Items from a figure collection

+-------+

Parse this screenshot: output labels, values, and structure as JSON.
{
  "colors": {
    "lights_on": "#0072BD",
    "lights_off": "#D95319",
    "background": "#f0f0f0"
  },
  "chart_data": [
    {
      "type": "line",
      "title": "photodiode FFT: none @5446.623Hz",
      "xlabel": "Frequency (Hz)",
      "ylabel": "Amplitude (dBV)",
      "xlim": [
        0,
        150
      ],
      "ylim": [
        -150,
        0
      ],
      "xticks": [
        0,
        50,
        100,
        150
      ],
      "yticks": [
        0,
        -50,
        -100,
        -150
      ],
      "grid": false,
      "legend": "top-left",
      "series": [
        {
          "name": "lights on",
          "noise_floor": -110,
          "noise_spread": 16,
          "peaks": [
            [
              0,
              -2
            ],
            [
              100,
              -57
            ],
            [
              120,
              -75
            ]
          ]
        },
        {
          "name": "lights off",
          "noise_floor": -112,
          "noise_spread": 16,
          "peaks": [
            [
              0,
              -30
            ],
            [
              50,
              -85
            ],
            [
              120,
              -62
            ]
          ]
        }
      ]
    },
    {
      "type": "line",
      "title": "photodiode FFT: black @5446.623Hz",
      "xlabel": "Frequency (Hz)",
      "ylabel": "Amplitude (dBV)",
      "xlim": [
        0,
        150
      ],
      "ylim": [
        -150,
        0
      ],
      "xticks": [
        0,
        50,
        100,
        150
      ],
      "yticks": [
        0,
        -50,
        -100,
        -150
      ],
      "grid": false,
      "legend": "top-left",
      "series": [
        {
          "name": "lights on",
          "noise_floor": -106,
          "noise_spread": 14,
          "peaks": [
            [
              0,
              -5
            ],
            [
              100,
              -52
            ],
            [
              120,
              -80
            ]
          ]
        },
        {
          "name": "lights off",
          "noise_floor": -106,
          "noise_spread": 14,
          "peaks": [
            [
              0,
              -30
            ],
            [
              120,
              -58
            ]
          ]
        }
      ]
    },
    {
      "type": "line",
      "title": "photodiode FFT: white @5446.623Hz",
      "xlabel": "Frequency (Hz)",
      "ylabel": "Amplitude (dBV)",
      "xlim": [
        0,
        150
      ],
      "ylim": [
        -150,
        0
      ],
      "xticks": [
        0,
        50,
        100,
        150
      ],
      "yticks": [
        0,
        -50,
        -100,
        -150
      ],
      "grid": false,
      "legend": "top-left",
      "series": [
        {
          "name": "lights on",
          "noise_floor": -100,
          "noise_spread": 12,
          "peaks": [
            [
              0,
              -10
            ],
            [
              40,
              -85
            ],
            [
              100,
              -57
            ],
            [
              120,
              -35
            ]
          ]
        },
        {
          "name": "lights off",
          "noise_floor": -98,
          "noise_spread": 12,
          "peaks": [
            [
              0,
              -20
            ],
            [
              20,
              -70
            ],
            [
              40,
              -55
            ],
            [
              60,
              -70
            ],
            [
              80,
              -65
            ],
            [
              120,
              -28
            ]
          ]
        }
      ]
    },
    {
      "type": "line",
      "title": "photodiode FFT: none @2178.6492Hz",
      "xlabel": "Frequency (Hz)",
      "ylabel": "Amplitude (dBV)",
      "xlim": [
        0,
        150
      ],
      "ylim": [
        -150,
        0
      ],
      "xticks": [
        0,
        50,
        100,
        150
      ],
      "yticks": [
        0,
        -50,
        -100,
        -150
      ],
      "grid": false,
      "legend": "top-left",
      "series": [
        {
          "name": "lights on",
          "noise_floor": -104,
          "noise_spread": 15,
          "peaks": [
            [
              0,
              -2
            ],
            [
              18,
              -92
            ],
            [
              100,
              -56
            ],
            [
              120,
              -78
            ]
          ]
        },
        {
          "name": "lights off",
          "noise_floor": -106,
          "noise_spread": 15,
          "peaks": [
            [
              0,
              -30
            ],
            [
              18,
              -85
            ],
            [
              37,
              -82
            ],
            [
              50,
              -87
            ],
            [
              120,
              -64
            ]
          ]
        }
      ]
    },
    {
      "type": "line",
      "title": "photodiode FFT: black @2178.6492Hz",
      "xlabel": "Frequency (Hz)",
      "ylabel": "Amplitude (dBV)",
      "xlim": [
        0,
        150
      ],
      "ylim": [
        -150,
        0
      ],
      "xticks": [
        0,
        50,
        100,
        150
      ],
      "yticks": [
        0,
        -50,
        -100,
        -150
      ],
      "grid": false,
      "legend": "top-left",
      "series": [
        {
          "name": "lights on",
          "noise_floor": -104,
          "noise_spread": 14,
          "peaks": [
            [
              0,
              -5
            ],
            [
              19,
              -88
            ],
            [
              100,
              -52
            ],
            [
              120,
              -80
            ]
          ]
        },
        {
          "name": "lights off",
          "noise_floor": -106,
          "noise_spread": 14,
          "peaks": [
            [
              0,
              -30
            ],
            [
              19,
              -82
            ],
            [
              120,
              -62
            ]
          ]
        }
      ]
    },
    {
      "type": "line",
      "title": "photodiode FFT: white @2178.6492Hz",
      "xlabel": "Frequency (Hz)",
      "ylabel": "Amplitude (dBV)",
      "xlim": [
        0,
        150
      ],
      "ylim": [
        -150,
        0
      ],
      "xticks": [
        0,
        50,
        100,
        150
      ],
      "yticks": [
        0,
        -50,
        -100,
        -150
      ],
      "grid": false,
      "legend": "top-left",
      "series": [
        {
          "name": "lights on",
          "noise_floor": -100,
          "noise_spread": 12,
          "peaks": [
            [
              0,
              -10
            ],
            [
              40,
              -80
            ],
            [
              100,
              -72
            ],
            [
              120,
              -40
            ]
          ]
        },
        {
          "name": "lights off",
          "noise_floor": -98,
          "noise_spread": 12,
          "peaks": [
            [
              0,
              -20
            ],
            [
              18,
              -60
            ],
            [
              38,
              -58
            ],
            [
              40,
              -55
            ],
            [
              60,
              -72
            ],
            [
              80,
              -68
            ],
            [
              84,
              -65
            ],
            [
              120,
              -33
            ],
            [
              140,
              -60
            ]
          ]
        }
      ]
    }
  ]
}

+-------+

● Requirement
Scan the material above. Copy each line where "black" occurs.

● Complete answer
      "title": "photodiode FFT: black @5446.623Hz",
      "title": "photodiode FFT: black @2178.6492Hz",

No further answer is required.